* TASK TO COMPLETE *
Below are some records; reproduce every one of them exactly.

Data entries for graphics:
——

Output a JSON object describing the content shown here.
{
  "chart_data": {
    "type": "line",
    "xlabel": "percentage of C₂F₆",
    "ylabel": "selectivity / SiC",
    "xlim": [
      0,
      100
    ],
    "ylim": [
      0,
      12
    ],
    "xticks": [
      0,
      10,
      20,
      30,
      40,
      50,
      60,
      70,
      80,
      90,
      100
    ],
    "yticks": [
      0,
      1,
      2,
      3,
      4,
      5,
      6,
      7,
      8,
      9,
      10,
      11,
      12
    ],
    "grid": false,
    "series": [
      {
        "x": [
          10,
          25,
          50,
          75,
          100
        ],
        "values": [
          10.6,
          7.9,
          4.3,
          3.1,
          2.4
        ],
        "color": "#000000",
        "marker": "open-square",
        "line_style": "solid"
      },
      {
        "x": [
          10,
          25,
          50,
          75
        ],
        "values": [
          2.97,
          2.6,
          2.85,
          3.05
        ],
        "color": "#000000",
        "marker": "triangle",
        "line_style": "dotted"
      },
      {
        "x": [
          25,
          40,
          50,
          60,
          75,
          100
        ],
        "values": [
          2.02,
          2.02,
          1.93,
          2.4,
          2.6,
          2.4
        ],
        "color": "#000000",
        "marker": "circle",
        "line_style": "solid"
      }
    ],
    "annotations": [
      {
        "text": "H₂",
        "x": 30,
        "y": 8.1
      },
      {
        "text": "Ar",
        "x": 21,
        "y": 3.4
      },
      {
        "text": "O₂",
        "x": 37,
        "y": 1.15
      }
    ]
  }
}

——

* RESULT OF THIS TASK *
Output a JSON object describing the content shown here.
{
  "chart_data": {
    "type": "line",
    "xlabel": "percentage of C₂F₆",
    "ylabel": "selectivity / SiC",
    "xlim": [
      0,
      100
    ],
    "ylim": [
      0,
      12
    ],
    "xticks": [
      0,
      10,
      20,
      30,
      40,
      50,
      60,
      70,
      80,
      90,
      100
    ],
    "yticks": [
      0,
      1,
      2,
      3,
      4,
      5,
      6,
      7,
      8,
      9,
      10,
      11,
      12
    ],
    "grid": false,
    "series": [
      {
        "x": [
          10,
          25,
          50,
          75,
          100
        ],
        "values": [
          10.6,
          7.9,
          4.3,
          3.1,
          2.4
        ],
        "color": "#000000",
        "marker": "open-square",
        "line_style": "solid"
      },
      {
        "x": [
          10,
          25,
          50,
          75
        ],
        "values": [
          2.97,
          2.6,
          2.85,
          3.05
        ],
        "color": "#000000",
        "marker": "triangle",
        "line_style": "dotted"
      },
      {
        "x": [
          25,
          40,
          50,
          60,
          75,
          100
        ],
        "values": [
          2.02,
          2.02,
          1.93,
          2.4,
          2.6,
          2.4
        ],
        "color": "#000000",
        "marker": "circle",
        "line_style": "solid"
      }
    ],
    "annotations": [
      {
        "text": "H₂",
        "x": 30,
        "y": 8.1
      },
      {
        "text": "Ar",
        "x": 21,
        "y": 3.4
      },
      {
        "text": "O₂",
        "x": 37,
        "y": 1.15
      }
    ]
  }
}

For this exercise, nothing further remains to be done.